Source records:

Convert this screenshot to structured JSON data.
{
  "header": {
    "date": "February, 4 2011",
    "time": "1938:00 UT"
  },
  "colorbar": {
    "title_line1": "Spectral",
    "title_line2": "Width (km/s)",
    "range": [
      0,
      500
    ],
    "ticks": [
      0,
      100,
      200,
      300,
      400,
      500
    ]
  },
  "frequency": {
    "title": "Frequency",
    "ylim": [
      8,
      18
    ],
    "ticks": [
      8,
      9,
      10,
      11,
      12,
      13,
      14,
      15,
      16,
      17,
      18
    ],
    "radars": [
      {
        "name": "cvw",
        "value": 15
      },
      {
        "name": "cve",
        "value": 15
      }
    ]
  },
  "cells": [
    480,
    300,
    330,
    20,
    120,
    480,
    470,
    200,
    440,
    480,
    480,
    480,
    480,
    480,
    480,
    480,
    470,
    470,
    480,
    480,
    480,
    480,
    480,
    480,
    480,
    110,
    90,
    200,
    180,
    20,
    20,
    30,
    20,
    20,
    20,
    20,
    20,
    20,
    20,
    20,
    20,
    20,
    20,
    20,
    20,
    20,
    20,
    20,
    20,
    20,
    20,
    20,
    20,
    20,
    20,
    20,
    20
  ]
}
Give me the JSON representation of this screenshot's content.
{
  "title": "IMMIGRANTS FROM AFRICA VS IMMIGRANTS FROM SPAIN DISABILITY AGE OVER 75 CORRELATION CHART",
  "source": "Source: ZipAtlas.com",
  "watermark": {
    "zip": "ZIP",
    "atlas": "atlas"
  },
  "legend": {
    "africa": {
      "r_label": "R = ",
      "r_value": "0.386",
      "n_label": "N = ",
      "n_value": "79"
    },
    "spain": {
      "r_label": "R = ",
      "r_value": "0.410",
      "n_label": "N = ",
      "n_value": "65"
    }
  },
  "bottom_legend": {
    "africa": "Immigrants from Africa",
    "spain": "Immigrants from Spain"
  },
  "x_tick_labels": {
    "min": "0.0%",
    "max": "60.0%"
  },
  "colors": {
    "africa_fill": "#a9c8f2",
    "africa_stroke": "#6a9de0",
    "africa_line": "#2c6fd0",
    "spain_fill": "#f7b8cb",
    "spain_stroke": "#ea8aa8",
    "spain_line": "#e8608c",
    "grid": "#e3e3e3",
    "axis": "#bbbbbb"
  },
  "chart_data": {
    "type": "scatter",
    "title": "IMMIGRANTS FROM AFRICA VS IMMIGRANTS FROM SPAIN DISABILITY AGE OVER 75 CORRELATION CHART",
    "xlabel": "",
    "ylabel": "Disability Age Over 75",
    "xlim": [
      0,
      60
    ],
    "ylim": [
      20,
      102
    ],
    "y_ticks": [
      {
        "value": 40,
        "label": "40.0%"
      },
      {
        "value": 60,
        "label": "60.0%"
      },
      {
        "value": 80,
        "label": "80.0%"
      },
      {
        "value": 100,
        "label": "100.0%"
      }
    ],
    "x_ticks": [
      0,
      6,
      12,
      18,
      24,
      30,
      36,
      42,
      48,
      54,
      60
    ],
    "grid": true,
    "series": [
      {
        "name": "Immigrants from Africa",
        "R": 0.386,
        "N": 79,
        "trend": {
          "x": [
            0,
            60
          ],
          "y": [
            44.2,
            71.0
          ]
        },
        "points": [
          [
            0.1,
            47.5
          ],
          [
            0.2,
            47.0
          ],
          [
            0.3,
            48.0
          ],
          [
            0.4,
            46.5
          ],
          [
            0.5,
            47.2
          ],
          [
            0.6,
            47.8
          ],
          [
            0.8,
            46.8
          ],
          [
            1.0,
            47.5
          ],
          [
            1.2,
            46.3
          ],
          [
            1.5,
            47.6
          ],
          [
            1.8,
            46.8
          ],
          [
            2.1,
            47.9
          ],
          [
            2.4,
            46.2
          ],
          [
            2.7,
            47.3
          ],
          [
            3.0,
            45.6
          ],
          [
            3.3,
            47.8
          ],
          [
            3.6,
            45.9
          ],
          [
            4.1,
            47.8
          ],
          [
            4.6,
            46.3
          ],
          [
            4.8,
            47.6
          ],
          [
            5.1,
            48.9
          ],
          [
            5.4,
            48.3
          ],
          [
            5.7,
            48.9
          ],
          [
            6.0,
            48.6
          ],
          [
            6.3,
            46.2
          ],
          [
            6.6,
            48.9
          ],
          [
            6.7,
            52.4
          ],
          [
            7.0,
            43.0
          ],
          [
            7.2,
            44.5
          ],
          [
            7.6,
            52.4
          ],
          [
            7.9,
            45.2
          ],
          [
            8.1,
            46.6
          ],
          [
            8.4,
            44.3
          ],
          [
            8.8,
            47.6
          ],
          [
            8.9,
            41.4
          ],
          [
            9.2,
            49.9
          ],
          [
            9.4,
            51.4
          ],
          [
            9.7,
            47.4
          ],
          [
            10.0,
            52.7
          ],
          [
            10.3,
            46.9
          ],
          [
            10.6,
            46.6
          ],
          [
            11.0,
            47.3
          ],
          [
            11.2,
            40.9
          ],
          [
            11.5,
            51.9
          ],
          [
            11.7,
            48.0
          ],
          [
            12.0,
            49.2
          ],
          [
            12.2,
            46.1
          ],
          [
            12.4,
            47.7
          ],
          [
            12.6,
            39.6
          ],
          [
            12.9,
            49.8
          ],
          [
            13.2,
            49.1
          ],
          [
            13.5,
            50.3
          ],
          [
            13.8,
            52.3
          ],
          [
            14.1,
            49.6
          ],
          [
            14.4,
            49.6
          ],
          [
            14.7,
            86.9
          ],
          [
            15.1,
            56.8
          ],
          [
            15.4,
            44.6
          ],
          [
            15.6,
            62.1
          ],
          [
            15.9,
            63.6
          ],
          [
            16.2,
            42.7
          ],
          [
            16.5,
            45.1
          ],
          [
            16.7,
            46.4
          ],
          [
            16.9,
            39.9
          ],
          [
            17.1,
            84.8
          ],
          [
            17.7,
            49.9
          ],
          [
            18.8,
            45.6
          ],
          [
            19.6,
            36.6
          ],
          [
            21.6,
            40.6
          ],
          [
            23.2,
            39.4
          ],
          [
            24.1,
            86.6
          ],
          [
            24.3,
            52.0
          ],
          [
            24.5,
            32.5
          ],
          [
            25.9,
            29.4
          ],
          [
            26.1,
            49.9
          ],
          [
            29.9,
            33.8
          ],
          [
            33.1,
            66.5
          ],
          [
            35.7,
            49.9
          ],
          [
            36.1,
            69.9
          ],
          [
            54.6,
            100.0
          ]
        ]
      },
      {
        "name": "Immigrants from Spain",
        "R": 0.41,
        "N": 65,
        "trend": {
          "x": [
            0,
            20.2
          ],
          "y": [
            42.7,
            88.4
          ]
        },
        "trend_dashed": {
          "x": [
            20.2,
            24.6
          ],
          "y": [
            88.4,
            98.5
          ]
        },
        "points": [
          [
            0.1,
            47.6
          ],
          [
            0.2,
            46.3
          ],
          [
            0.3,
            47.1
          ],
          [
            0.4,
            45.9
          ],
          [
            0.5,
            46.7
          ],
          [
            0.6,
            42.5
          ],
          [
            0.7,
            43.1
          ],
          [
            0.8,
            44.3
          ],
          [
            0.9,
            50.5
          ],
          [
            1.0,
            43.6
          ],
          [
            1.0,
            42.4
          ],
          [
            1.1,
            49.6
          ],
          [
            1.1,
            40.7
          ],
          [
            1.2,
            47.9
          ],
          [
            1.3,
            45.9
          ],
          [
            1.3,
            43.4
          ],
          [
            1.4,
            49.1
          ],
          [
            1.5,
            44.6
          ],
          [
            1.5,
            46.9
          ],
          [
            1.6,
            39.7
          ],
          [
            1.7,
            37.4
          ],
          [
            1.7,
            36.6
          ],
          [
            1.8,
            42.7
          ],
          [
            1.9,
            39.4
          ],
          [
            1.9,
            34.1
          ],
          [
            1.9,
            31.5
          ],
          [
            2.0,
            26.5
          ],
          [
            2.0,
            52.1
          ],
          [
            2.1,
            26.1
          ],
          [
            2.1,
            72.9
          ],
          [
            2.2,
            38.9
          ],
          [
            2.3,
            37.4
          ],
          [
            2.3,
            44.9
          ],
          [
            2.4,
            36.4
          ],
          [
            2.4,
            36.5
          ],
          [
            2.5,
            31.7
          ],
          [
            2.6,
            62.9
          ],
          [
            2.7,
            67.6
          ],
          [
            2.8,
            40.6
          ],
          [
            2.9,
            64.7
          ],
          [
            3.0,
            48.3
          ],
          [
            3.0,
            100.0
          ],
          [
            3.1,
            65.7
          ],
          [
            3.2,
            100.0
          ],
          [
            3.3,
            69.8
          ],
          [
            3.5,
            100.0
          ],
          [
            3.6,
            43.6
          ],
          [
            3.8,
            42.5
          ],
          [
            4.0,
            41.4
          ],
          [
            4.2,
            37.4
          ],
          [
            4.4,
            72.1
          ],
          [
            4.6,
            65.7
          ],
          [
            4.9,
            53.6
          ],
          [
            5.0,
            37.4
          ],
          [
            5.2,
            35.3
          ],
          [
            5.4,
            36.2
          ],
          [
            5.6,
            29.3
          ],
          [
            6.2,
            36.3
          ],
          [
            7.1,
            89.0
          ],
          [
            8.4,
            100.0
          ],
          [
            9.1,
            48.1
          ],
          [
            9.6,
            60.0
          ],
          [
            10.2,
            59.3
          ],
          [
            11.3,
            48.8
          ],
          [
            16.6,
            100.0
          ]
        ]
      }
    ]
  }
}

Given task: Find the lines containing "screenshot" and list every one of them.

Exercise output:
Convert this screenshot to structured JSON data.
Give me the JSON representation of this screenshot's content.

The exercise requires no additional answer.